Data listing>
--------------------------------
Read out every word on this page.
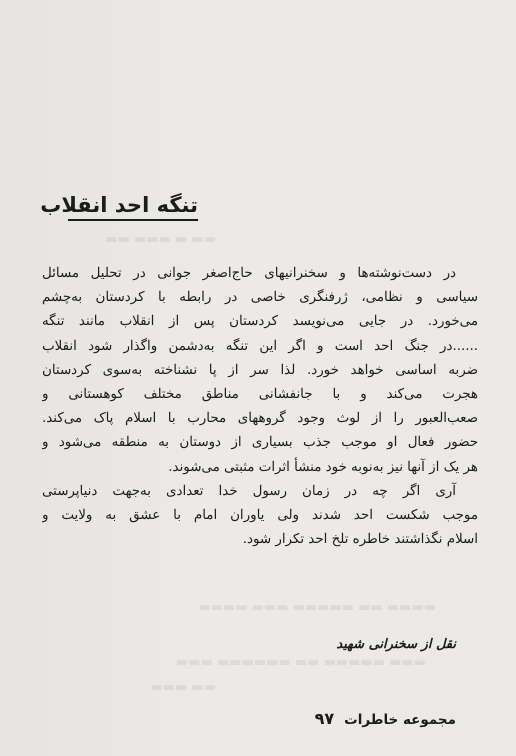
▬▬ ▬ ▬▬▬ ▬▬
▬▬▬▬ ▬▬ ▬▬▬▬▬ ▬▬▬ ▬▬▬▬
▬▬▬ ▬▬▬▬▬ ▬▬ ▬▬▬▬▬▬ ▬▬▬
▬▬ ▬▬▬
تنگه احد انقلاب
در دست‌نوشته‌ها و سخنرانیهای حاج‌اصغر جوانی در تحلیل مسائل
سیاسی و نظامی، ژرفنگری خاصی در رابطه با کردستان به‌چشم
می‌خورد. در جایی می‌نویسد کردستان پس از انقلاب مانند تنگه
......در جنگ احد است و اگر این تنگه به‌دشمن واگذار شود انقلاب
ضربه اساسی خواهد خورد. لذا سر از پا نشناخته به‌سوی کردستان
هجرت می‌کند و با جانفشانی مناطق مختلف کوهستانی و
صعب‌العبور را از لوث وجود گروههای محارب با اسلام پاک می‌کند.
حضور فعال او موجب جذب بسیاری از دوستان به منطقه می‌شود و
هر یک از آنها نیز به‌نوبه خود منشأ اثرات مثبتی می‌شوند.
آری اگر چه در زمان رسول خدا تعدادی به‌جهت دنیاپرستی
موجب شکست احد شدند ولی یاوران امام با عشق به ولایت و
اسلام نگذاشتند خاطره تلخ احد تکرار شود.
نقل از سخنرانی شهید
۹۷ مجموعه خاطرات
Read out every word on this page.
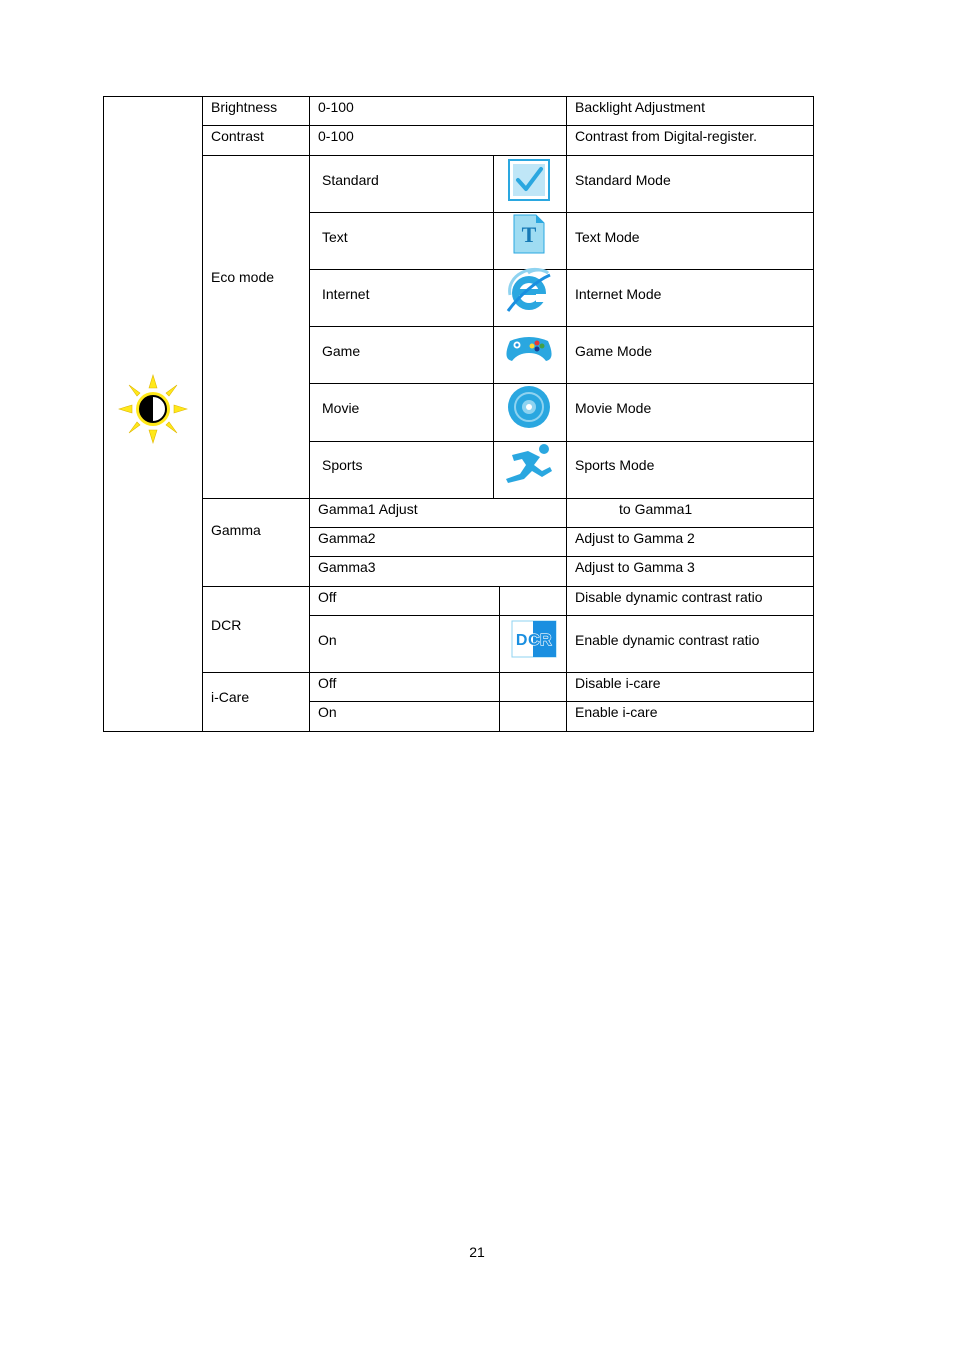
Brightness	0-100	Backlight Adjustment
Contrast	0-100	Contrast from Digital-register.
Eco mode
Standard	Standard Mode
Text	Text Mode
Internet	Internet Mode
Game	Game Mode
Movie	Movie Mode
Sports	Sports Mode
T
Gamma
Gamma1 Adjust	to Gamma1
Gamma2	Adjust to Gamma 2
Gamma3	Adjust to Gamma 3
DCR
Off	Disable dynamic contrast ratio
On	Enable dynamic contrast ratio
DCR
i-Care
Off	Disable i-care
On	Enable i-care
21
--------------------------------
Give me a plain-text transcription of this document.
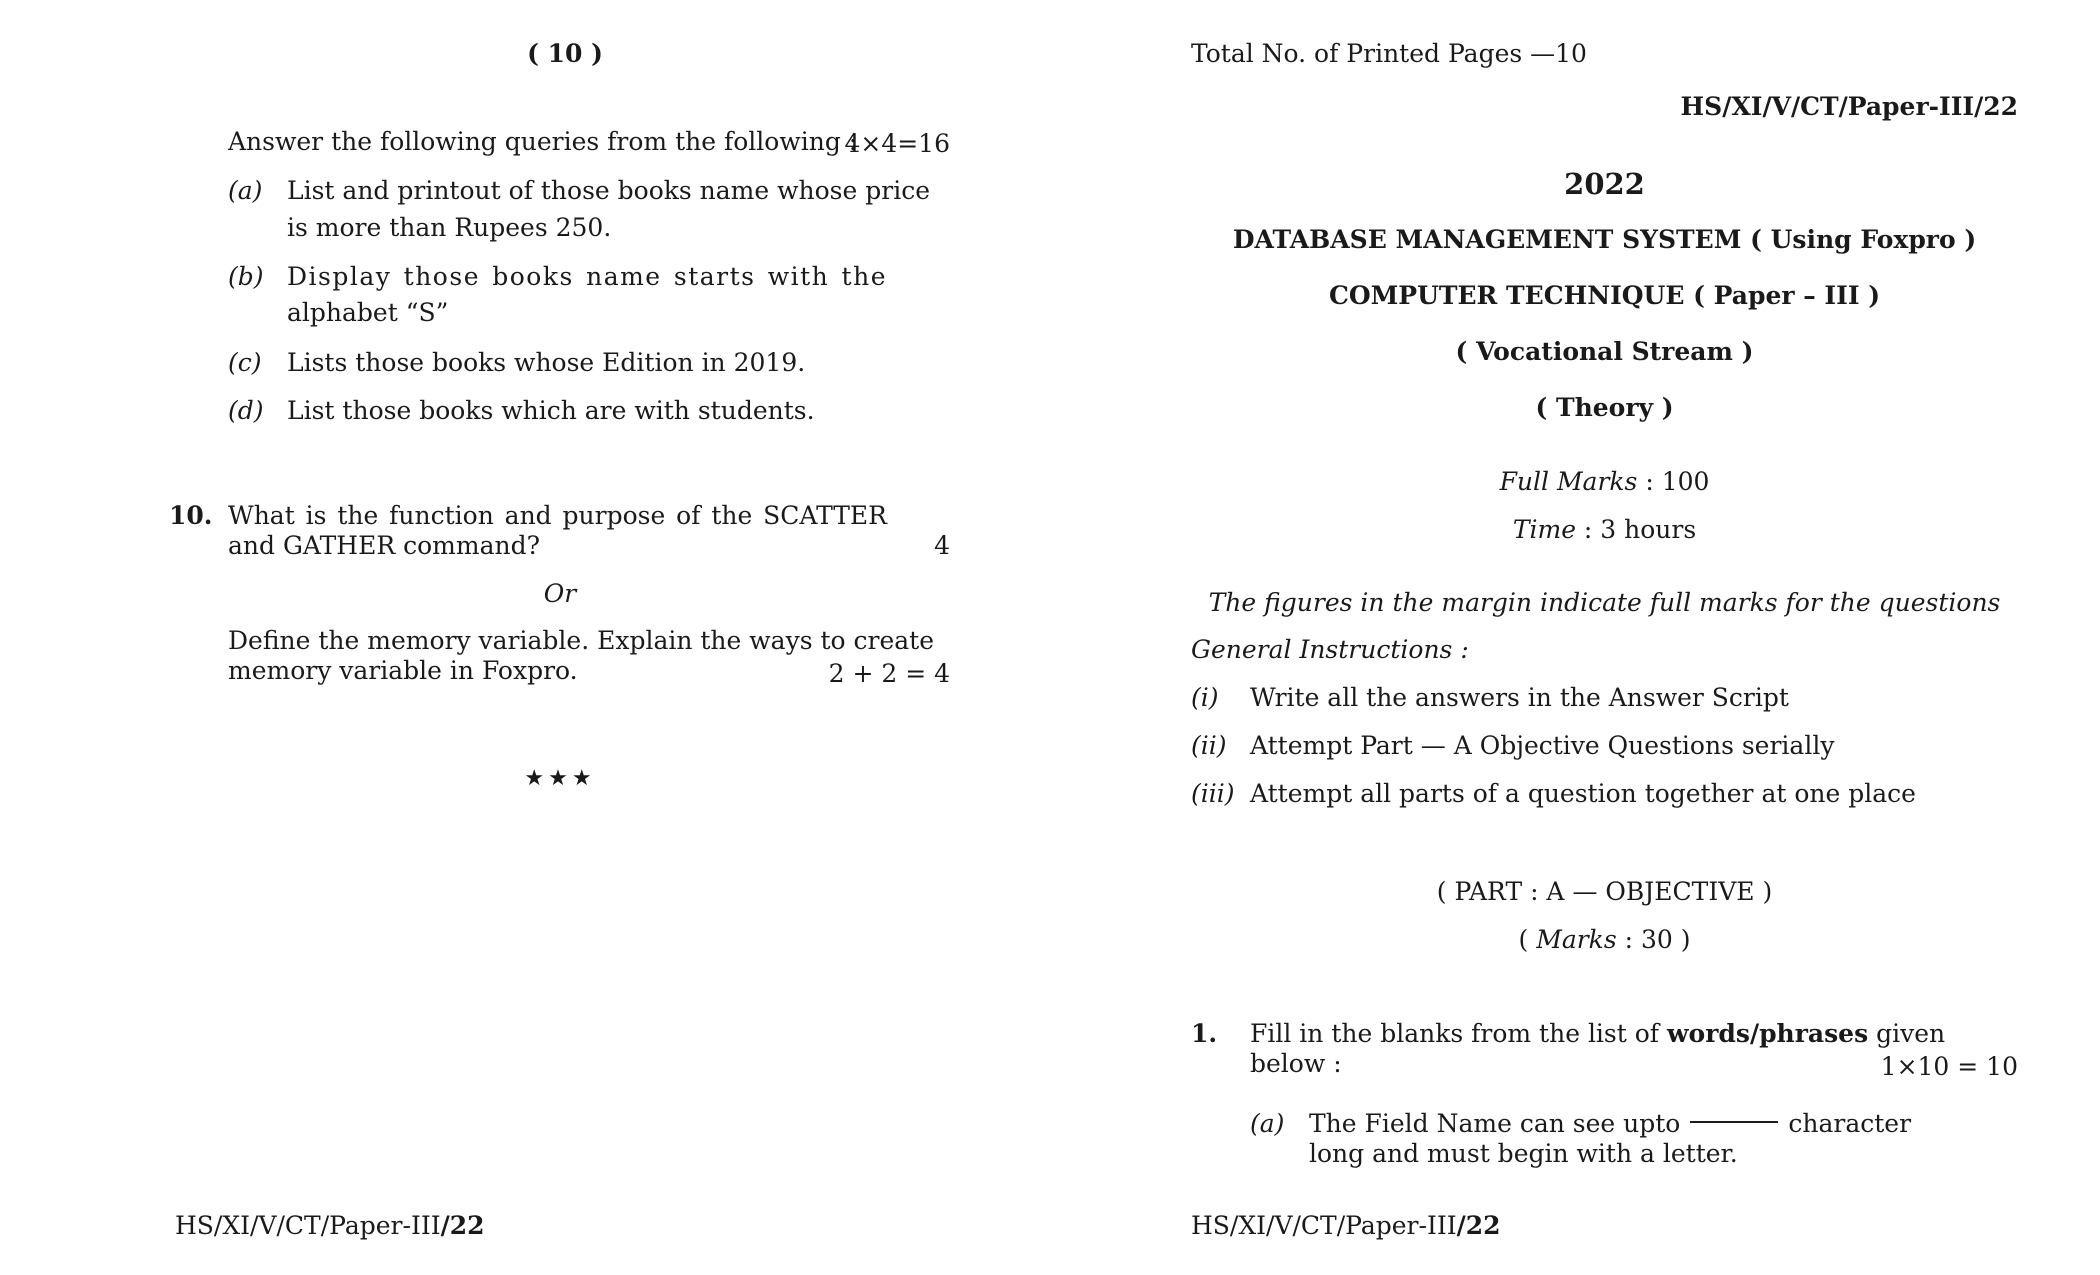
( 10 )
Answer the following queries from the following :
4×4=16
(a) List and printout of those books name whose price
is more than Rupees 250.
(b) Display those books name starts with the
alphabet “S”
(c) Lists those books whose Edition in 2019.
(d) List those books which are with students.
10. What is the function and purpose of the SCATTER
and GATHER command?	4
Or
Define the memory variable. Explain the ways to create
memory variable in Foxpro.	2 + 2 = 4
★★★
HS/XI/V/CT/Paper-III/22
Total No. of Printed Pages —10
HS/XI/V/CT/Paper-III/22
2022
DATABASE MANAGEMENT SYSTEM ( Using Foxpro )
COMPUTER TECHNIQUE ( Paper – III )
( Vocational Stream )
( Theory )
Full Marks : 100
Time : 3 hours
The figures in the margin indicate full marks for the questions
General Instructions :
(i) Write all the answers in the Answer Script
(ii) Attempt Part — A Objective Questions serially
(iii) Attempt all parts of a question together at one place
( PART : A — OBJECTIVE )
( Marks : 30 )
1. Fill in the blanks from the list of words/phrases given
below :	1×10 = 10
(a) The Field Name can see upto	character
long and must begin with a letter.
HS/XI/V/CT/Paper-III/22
--------------------------------
What to produce> Using the data above, say how many lines include "with". No other reply is needed.

Problem solution> 3